** WHAT YOU WILL DO **
Where does the string "Health" appear? Copy every line of the entries below that holds it.

──────── DATA ENTRIES

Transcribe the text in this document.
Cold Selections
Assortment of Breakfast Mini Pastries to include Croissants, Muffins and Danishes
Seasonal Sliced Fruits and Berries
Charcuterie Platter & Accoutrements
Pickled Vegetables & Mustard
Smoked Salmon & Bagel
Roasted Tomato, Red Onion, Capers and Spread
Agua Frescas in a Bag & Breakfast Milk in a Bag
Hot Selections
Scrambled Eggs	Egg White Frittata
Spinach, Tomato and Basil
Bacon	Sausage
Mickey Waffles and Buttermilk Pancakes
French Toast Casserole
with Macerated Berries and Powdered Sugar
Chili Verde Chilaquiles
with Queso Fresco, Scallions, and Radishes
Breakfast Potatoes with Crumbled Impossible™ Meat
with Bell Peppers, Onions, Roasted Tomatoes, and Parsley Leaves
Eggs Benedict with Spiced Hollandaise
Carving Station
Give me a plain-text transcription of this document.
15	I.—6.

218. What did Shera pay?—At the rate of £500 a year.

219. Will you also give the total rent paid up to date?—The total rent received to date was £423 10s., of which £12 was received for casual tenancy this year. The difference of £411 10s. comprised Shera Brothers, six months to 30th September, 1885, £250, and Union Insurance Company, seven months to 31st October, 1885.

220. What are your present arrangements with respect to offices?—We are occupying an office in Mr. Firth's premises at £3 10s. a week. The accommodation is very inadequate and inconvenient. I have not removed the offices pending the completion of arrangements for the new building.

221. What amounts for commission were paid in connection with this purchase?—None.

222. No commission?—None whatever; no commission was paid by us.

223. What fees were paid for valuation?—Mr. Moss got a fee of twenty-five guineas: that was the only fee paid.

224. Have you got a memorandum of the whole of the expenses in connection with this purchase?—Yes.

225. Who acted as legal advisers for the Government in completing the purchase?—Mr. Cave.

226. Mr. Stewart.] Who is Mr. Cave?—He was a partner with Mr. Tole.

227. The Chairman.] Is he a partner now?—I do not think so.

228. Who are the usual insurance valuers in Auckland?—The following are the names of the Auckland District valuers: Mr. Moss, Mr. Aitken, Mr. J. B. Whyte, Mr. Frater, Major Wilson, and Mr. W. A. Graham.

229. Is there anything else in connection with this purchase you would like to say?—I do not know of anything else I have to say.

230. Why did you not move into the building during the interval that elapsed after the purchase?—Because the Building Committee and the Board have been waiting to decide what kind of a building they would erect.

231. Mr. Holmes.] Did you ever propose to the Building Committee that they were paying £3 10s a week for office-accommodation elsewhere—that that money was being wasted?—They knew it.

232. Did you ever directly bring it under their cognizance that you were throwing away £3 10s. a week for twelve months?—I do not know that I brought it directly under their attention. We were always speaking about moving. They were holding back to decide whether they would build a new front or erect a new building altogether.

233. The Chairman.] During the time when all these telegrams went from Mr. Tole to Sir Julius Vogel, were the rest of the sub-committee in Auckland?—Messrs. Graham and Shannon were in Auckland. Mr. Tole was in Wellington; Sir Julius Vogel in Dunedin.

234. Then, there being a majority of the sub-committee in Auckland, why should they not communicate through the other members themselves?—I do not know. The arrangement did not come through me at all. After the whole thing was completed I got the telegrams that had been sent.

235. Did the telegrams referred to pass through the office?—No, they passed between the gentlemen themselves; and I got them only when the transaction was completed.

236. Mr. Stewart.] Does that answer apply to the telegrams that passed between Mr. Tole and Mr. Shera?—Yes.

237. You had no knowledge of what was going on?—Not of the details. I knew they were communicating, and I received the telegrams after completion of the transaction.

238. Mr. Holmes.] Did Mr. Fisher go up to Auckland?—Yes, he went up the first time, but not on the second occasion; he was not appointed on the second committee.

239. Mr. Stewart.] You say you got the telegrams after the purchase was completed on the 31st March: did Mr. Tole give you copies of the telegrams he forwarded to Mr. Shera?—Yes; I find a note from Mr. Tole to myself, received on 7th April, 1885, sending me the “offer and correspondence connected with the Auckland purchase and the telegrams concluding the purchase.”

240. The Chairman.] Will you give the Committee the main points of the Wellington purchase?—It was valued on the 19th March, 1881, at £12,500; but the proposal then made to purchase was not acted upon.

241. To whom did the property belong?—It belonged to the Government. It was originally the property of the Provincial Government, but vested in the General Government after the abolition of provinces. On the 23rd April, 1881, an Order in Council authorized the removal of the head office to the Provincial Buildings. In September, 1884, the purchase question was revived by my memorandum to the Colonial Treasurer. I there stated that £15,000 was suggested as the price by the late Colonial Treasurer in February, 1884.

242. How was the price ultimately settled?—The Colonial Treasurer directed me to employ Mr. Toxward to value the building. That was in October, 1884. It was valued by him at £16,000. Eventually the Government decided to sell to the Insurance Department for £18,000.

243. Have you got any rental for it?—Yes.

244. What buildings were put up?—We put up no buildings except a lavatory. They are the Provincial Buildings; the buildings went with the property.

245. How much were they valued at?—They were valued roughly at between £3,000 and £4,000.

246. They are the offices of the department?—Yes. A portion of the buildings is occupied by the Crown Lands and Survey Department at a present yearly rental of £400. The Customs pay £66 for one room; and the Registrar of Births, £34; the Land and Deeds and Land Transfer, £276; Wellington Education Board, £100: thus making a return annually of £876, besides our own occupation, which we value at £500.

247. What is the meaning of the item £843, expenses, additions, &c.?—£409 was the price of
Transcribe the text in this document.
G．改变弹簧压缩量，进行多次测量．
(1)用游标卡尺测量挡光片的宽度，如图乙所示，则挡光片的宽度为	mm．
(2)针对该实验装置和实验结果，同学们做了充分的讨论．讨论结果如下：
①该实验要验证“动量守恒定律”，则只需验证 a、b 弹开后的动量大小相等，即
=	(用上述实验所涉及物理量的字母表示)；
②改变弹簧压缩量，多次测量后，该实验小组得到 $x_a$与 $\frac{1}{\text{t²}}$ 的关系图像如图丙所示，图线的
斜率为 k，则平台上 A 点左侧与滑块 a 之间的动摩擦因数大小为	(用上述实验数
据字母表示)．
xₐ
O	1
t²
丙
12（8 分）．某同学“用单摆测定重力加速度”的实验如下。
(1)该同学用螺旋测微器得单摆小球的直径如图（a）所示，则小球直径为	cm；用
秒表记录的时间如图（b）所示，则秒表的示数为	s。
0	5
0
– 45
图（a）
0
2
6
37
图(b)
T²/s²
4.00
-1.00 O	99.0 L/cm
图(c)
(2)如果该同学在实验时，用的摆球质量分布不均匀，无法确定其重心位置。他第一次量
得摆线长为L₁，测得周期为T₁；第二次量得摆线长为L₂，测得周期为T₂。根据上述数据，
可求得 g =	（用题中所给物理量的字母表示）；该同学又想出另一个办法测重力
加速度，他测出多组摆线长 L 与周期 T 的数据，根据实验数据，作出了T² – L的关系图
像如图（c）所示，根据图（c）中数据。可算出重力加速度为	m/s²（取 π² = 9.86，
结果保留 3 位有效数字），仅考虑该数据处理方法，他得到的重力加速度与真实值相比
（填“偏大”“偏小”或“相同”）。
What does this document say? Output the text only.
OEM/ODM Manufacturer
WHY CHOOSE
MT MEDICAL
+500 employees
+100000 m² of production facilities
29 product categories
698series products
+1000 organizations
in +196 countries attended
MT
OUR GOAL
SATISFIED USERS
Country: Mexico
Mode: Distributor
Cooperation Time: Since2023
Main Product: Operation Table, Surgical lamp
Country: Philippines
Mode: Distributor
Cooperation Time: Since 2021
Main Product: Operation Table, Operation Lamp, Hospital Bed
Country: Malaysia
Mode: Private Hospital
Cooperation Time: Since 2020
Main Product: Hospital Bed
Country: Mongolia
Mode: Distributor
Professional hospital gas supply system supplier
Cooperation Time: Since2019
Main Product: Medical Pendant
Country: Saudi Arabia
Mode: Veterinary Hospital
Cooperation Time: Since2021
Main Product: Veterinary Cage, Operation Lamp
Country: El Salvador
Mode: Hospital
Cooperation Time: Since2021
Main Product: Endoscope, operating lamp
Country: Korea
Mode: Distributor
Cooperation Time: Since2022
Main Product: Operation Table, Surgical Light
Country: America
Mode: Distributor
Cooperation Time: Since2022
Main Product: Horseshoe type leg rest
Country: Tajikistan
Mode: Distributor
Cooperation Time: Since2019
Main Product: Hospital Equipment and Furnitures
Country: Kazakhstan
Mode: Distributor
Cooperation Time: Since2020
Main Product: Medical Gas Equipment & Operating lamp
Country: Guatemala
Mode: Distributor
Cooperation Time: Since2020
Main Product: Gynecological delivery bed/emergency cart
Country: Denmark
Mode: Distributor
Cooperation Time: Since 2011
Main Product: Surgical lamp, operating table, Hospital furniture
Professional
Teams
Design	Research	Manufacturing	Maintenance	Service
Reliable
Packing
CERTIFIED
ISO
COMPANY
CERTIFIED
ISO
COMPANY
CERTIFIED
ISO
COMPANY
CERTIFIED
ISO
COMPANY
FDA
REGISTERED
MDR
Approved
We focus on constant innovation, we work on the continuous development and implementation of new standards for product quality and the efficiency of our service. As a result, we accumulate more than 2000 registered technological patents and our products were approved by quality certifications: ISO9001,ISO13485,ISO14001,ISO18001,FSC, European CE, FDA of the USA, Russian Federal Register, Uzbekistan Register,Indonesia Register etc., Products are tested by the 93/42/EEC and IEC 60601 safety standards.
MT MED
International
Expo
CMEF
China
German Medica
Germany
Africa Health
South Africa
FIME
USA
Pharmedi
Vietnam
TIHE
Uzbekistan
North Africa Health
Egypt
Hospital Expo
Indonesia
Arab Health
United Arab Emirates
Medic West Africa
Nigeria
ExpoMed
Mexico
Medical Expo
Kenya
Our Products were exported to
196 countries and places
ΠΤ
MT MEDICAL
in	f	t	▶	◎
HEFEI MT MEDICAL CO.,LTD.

────────────────

** EXERCISE RESULT **
Africa Health
North Africa Health
Arab Health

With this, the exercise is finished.